== Détails de l'exercice ==
Recopiez à l'identique toutes les lignes du listing ci-dessous.

== Listing fourni ==
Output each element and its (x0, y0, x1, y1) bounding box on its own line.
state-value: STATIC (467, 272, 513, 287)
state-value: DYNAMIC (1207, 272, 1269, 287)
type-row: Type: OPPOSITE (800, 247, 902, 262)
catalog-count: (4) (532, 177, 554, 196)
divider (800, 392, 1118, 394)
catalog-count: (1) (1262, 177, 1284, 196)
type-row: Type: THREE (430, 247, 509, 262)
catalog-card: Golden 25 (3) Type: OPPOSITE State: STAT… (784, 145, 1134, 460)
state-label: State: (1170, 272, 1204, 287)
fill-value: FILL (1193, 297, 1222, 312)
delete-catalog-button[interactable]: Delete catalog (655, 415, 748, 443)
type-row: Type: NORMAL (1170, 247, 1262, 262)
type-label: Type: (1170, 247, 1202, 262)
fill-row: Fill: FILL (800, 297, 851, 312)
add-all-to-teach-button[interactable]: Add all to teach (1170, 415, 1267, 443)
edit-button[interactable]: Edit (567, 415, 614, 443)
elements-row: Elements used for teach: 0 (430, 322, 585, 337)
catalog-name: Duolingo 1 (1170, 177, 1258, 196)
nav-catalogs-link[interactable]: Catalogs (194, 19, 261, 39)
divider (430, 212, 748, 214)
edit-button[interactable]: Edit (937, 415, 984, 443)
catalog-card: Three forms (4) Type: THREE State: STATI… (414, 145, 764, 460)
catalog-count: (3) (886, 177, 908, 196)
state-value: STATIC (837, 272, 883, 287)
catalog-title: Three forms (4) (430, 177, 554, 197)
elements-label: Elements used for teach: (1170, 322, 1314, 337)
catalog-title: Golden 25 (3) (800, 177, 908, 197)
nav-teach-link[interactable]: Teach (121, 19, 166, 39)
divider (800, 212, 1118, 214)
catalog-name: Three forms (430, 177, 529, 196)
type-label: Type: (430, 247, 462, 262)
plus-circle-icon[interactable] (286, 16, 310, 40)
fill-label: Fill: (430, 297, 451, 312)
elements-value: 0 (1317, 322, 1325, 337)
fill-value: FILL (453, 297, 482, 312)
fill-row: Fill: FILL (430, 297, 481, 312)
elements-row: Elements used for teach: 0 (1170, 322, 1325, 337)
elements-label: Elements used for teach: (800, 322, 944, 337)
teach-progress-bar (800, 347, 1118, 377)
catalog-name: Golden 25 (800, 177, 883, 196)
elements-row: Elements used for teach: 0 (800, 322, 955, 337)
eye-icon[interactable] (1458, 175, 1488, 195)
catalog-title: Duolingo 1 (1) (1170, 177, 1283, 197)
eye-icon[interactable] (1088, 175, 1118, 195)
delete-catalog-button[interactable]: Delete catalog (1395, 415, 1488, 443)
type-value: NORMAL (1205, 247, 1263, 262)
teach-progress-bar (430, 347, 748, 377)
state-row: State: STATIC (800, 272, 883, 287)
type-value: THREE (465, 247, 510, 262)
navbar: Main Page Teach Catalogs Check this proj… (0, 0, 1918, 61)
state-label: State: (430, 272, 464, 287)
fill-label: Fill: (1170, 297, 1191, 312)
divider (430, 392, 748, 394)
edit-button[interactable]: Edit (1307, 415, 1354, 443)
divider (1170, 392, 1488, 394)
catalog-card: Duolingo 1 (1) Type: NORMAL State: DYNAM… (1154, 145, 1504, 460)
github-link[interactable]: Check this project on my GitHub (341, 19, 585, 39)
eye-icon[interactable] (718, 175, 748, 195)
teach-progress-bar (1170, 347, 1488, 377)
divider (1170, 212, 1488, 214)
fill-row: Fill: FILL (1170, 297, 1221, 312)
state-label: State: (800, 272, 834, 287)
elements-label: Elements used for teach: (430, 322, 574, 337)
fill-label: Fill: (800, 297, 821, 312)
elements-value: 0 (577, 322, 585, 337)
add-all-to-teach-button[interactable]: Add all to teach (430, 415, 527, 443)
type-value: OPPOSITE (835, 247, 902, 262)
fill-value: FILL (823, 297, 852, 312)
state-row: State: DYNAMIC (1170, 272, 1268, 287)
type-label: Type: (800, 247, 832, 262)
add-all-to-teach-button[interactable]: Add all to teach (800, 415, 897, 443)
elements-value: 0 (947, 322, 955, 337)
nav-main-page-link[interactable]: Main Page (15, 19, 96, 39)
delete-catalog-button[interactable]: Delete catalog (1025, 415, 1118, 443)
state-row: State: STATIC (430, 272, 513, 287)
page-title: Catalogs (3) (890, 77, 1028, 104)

== Résultat obtenu ==
Output each element and its (x0, y0, x1, y1) bounding box on its own line.
state-value: STATIC (467, 272, 513, 287)
state-value: DYNAMIC (1207, 272, 1269, 287)
type-row: Type: OPPOSITE (800, 247, 902, 262)
catalog-count: (4) (532, 177, 554, 196)
divider (800, 392, 1118, 394)
catalog-count: (1) (1262, 177, 1284, 196)
type-row: Type: THREE (430, 247, 509, 262)
catalog-card: Golden 25 (3) Type: OPPOSITE State: STAT… (784, 145, 1134, 460)
state-label: State: (1170, 272, 1204, 287)
fill-value: FILL (1193, 297, 1222, 312)
delete-catalog-button[interactable]: Delete catalog (655, 415, 748, 443)
type-row: Type: NORMAL (1170, 247, 1262, 262)
type-label: Type: (1170, 247, 1202, 262)
fill-row: Fill: FILL (800, 297, 851, 312)
add-all-to-teach-button[interactable]: Add all to teach (1170, 415, 1267, 443)
edit-button[interactable]: Edit (567, 415, 614, 443)
elements-row: Elements used for teach: 0 (430, 322, 585, 337)
catalog-name: Duolingo 1 (1170, 177, 1258, 196)
nav-catalogs-link[interactable]: Catalogs (194, 19, 261, 39)
divider (430, 212, 748, 214)
edit-button[interactable]: Edit (937, 415, 984, 443)
catalog-card: Three forms (4) Type: THREE State: STATI… (414, 145, 764, 460)
catalog-count: (3) (886, 177, 908, 196)
state-value: STATIC (837, 272, 883, 287)
catalog-title: Three forms (4) (430, 177, 554, 197)
elements-label: Elements used for teach: (1170, 322, 1314, 337)
catalog-title: Golden 25 (3) (800, 177, 908, 197)
nav-teach-link[interactable]: Teach (121, 19, 166, 39)
divider (800, 212, 1118, 214)
catalog-name: Three forms (430, 177, 529, 196)
type-label: Type: (430, 247, 462, 262)
plus-circle-icon[interactable] (286, 16, 310, 40)
fill-label: Fill: (430, 297, 451, 312)
elements-value: 0 (1317, 322, 1325, 337)
fill-value: FILL (453, 297, 482, 312)
fill-row: Fill: FILL (430, 297, 481, 312)
elements-row: Elements used for teach: 0 (1170, 322, 1325, 337)
elements-label: Elements used for teach: (800, 322, 944, 337)
teach-progress-bar (800, 347, 1118, 377)
catalog-name: Golden 25 (800, 177, 883, 196)
elements-row: Elements used for teach: 0 (800, 322, 955, 337)
eye-icon[interactable] (1458, 175, 1488, 195)
catalog-title: Duolingo 1 (1) (1170, 177, 1283, 197)
eye-icon[interactable] (1088, 175, 1118, 195)
delete-catalog-button[interactable]: Delete catalog (1395, 415, 1488, 443)
type-value: NORMAL (1205, 247, 1263, 262)
teach-progress-bar (430, 347, 748, 377)
state-row: State: STATIC (800, 272, 883, 287)
type-value: THREE (465, 247, 510, 262)
navbar: Main Page Teach Catalogs Check this proj… (0, 0, 1918, 61)
state-label: State: (430, 272, 464, 287)
fill-label: Fill: (1170, 297, 1191, 312)
divider (430, 392, 748, 394)
edit-button[interactable]: Edit (1307, 415, 1354, 443)
divider (1170, 392, 1488, 394)
catalog-card: Duolingo 1 (1) Type: NORMAL State: DYNAM… (1154, 145, 1504, 460)
github-link[interactable]: Check this project on my GitHub (341, 19, 585, 39)
eye-icon[interactable] (718, 175, 748, 195)
teach-progress-bar (1170, 347, 1488, 377)
divider (1170, 212, 1488, 214)
fill-row: Fill: FILL (1170, 297, 1221, 312)
state-label: State: (800, 272, 834, 287)
elements-label: Elements used for teach: (430, 322, 574, 337)
fill-label: Fill: (800, 297, 821, 312)
elements-value: 0 (577, 322, 585, 337)
add-all-to-teach-button[interactable]: Add all to teach (430, 415, 527, 443)
type-value: OPPOSITE (835, 247, 902, 262)
fill-value: FILL (823, 297, 852, 312)
state-row: State: DYNAMIC (1170, 272, 1268, 287)
type-label: Type: (800, 247, 832, 262)
add-all-to-teach-button[interactable]: Add all to teach (800, 415, 897, 443)
elements-value: 0 (947, 322, 955, 337)
nav-main-page-link[interactable]: Main Page (15, 19, 96, 39)
delete-catalog-button[interactable]: Delete catalog (1025, 415, 1118, 443)
state-row: State: STATIC (430, 272, 513, 287)
page-title: Catalogs (3) (890, 77, 1028, 104)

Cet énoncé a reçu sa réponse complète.